Requirements: Repeat, exactly and completely, the entries shown underneath.

** Begin Extracted records **

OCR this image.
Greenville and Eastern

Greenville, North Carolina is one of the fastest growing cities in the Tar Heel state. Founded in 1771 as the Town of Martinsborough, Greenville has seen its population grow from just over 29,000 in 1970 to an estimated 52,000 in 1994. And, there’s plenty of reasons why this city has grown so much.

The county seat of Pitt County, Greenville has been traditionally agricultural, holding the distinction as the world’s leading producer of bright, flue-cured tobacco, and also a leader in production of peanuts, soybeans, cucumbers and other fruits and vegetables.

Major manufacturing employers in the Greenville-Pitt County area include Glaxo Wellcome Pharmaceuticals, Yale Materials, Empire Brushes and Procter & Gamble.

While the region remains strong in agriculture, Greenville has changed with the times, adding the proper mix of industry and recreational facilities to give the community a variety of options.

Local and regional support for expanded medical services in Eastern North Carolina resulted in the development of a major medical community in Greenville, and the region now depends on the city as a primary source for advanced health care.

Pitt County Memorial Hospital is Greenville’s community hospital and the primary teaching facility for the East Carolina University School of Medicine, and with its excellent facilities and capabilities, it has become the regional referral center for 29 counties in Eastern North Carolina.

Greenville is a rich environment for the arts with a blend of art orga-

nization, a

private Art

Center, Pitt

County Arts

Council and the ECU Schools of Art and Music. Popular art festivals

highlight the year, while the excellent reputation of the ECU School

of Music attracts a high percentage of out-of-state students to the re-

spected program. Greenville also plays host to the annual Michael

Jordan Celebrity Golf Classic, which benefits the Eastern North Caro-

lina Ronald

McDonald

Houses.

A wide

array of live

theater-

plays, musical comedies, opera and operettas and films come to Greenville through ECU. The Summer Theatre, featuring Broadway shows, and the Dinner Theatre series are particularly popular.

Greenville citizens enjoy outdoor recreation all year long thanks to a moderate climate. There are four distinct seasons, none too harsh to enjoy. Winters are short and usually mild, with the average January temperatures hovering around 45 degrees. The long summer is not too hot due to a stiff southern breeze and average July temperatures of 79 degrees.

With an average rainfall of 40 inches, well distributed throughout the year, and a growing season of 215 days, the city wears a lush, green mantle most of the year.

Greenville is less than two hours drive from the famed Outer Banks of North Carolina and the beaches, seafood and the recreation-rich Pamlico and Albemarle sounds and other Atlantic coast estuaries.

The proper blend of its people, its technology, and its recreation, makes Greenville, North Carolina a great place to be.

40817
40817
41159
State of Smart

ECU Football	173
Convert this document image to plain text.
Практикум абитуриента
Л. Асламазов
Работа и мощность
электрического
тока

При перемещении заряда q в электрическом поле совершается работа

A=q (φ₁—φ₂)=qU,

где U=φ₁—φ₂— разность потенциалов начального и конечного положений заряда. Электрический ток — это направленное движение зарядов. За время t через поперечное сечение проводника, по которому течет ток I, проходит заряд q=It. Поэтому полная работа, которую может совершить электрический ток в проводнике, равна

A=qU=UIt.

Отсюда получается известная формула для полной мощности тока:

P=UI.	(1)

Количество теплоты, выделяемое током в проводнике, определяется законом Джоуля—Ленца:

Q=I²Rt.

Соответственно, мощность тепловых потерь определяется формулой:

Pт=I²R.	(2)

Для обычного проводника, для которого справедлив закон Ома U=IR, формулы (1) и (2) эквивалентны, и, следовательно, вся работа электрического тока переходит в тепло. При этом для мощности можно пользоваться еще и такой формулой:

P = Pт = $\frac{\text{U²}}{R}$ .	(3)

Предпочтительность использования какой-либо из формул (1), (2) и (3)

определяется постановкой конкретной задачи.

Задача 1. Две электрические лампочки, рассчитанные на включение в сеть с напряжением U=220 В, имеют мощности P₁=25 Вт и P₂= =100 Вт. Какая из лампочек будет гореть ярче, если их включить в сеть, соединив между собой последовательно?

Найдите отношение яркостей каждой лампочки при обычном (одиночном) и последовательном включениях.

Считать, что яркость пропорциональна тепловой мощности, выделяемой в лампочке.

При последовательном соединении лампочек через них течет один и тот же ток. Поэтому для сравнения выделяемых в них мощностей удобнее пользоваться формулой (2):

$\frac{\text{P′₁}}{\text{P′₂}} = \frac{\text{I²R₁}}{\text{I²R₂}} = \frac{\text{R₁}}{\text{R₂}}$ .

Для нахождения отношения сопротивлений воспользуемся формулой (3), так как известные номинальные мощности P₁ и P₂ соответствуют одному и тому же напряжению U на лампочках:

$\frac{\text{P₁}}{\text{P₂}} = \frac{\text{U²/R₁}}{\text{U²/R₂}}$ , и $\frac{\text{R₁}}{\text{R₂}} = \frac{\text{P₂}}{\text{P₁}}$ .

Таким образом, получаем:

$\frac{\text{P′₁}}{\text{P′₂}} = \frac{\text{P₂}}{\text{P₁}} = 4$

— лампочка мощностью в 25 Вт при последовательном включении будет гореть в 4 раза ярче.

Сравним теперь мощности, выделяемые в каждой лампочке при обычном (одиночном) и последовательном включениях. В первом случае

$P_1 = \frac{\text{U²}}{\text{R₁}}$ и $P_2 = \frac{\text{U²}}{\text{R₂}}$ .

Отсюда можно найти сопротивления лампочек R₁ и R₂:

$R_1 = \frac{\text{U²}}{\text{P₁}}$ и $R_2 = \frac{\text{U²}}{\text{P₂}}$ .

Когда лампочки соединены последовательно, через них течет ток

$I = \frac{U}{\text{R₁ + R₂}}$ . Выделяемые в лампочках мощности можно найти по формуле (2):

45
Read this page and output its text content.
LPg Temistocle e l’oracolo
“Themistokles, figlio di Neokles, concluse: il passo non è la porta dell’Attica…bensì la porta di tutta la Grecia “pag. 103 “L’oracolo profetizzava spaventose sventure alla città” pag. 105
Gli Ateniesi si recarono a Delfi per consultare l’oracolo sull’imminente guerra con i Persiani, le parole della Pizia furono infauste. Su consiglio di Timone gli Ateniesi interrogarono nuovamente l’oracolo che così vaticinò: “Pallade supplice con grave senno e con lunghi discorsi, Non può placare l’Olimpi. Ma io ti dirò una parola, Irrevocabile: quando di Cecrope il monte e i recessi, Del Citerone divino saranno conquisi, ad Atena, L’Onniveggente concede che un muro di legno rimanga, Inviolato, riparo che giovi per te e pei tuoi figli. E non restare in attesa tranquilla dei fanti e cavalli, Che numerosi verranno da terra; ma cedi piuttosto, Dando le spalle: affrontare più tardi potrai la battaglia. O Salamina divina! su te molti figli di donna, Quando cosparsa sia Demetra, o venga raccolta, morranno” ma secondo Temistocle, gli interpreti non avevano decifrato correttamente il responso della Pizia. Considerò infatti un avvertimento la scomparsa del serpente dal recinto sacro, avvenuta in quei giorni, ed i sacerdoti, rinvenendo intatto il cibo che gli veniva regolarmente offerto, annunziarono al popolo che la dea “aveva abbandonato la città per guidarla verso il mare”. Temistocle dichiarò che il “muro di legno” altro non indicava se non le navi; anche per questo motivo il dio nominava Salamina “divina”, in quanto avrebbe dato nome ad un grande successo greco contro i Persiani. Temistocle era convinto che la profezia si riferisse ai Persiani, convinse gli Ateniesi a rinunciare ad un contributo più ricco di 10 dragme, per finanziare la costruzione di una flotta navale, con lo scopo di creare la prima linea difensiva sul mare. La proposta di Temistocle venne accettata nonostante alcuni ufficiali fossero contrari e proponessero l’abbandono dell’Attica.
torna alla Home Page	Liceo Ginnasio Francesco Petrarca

** End Extracted records **

Solved problem:
OCR this image.
Greenville and Eastern

Greenville, North Carolina is one of the fastest growing cities in the Tar Heel state. Founded in 1771 as the Town of Martinsborough, Greenville has seen its population grow from just over 29,000 in 1970 to an estimated 52,000 in 1994. And, there’s plenty of reasons why this city has grown so much.

The county seat of Pitt County, Greenville has been traditionally agricultural, holding the distinction as the world’s leading producer of bright, flue-cured tobacco, and also a leader in production of peanuts, soybeans, cucumbers and other fruits and vegetables.

Major manufacturing employers in the Greenville-Pitt County area include Glaxo Wellcome Pharmaceuticals, Yale Materials, Empire Brushes and Procter & Gamble.

While the region remains strong in agriculture, Greenville has changed with the times, adding the proper mix of industry and recreational facilities to give the community a variety of options.

Local and regional support for expanded medical services in Eastern North Carolina resulted in the development of a major medical community in Greenville, and the region now depends on the city as a primary source for advanced health care.

Pitt County Memorial Hospital is Greenville’s community hospital and the primary teaching facility for the East Carolina University School of Medicine, and with its excellent facilities and capabilities, it has become the regional referral center for 29 counties in Eastern North Carolina.

Greenville is a rich environment for the arts with a blend of art orga-

nization, a

private Art

Center, Pitt

County Arts

Council and the ECU Schools of Art and Music. Popular art festivals

highlight the year, while the excellent reputation of the ECU School

of Music attracts a high percentage of out-of-state students to the re-

spected program. Greenville also plays host to the annual Michael

Jordan Celebrity Golf Classic, which benefits the Eastern North Caro-

lina Ronald

McDonald

Houses.

A wide

array of live

theater-

plays, musical comedies, opera and operettas and films come to Greenville through ECU. The Summer Theatre, featuring Broadway shows, and the Dinner Theatre series are particularly popular.

Greenville citizens enjoy outdoor recreation all year long thanks to a moderate climate. There are four distinct seasons, none too harsh to enjoy. Winters are short and usually mild, with the average January temperatures hovering around 45 degrees. The long summer is not too hot due to a stiff southern breeze and average July temperatures of 79 degrees.

With an average rainfall of 40 inches, well distributed throughout the year, and a growing season of 215 days, the city wears a lush, green mantle most of the year.

Greenville is less than two hours drive from the famed Outer Banks of North Carolina and the beaches, seafood and the recreation-rich Pamlico and Albemarle sounds and other Atlantic coast estuaries.

The proper blend of its people, its technology, and its recreation, makes Greenville, North Carolina a great place to be.

40817
40817
41159
State of Smart

ECU Football	173
Convert this document image to plain text.
Практикум абитуриента
Л. Асламазов
Работа и мощность
электрического
тока

При перемещении заряда q в электрическом поле совершается работа

A=q (φ₁—φ₂)=qU,

где U=φ₁—φ₂— разность потенциалов начального и конечного положений заряда. Электрический ток — это направленное движение зарядов. За время t через поперечное сечение проводника, по которому течет ток I, проходит заряд q=It. Поэтому полная работа, которую может совершить электрический ток в проводнике, равна

A=qU=UIt.

Отсюда получается известная формула для полной мощности тока:

P=UI.	(1)

Количество теплоты, выделяемое током в проводнике, определяется законом Джоуля—Ленца:

Q=I²Rt.

Соответственно, мощность тепловых потерь определяется формулой:

Pт=I²R.	(2)

Для обычного проводника, для которого справедлив закон Ома U=IR, формулы (1) и (2) эквивалентны, и, следовательно, вся работа электрического тока переходит в тепло. При этом для мощности можно пользоваться еще и такой формулой:

P = Pт = $\frac{\text{U²}}{R}$ .	(3)

Предпочтительность использования какой-либо из формул (1), (2) и (3)

определяется постановкой конкретной задачи.

Задача 1. Две электрические лампочки, рассчитанные на включение в сеть с напряжением U=220 В, имеют мощности P₁=25 Вт и P₂= =100 Вт. Какая из лампочек будет гореть ярче, если их включить в сеть, соединив между собой последовательно?

Найдите отношение яркостей каждой лампочки при обычном (одиночном) и последовательном включениях.

Считать, что яркость пропорциональна тепловой мощности, выделяемой в лампочке.

При последовательном соединении лампочек через них течет один и тот же ток. Поэтому для сравнения выделяемых в них мощностей удобнее пользоваться формулой (2):

$\frac{\text{P′₁}}{\text{P′₂}} = \frac{\text{I²R₁}}{\text{I²R₂}} = \frac{\text{R₁}}{\text{R₂}}$ .

Для нахождения отношения сопротивлений воспользуемся формулой (3), так как известные номинальные мощности P₁ и P₂ соответствуют одному и тому же напряжению U на лампочках:

$\frac{\text{P₁}}{\text{P₂}} = \frac{\text{U²/R₁}}{\text{U²/R₂}}$ , и $\frac{\text{R₁}}{\text{R₂}} = \frac{\text{P₂}}{\text{P₁}}$ .

Таким образом, получаем:

$\frac{\text{P′₁}}{\text{P′₂}} = \frac{\text{P₂}}{\text{P₁}} = 4$

— лампочка мощностью в 25 Вт при последовательном включении будет гореть в 4 раза ярче.

Сравним теперь мощности, выделяемые в каждой лампочке при обычном (одиночном) и последовательном включениях. В первом случае

$P_1 = \frac{\text{U²}}{\text{R₁}}$ и $P_2 = \frac{\text{U²}}{\text{R₂}}$ .

Отсюда можно найти сопротивления лампочек R₁ и R₂:

$R_1 = \frac{\text{U²}}{\text{P₁}}$ и $R_2 = \frac{\text{U²}}{\text{P₂}}$ .

Когда лампочки соединены последовательно, через них течет ток

$I = \frac{U}{\text{R₁ + R₂}}$ . Выделяемые в лампочках мощности можно найти по формуле (2):

45
Read this page and output its text content.
LPg Temistocle e l’oracolo
“Themistokles, figlio di Neokles, concluse: il passo non è la porta dell’Attica…bensì la porta di tutta la Grecia “pag. 103 “L’oracolo profetizzava spaventose sventure alla città” pag. 105
Gli Ateniesi si recarono a Delfi per consultare l’oracolo sull’imminente guerra con i Persiani, le parole della Pizia furono infauste. Su consiglio di Timone gli Ateniesi interrogarono nuovamente l’oracolo che così vaticinò: “Pallade supplice con grave senno e con lunghi discorsi, Non può placare l’Olimpi. Ma io ti dirò una parola, Irrevocabile: quando di Cecrope il monte e i recessi, Del Citerone divino saranno conquisi, ad Atena, L’Onniveggente concede che un muro di legno rimanga, Inviolato, riparo che giovi per te e pei tuoi figli. E non restare in attesa tranquilla dei fanti e cavalli, Che numerosi verranno da terra; ma cedi piuttosto, Dando le spalle: affrontare più tardi potrai la battaglia. O Salamina divina! su te molti figli di donna, Quando cosparsa sia Demetra, o venga raccolta, morranno” ma secondo Temistocle, gli interpreti non avevano decifrato correttamente il responso della Pizia. Considerò infatti un avvertimento la scomparsa del serpente dal recinto sacro, avvenuta in quei giorni, ed i sacerdoti, rinvenendo intatto il cibo che gli veniva regolarmente offerto, annunziarono al popolo che la dea “aveva abbandonato la città per guidarla verso il mare”. Temistocle dichiarò che il “muro di legno” altro non indicava se non le navi; anche per questo motivo il dio nominava Salamina “divina”, in quanto avrebbe dato nome ad un grande successo greco contro i Persiani. Temistocle era convinto che la profezia si riferisse ai Persiani, convinse gli Ateniesi a rinunciare ad un contributo più ricco di 10 dragme, per finanziare la costruzione di una flotta navale, con lo scopo di creare la prima linea difensiva sul mare. La proposta di Temistocle venne accettata nonostante alcuni ufficiali fossero contrari e proponessero l’abbandono dell’Attica.
torna alla Home Page	Liceo Ginnasio Francesco Petrarca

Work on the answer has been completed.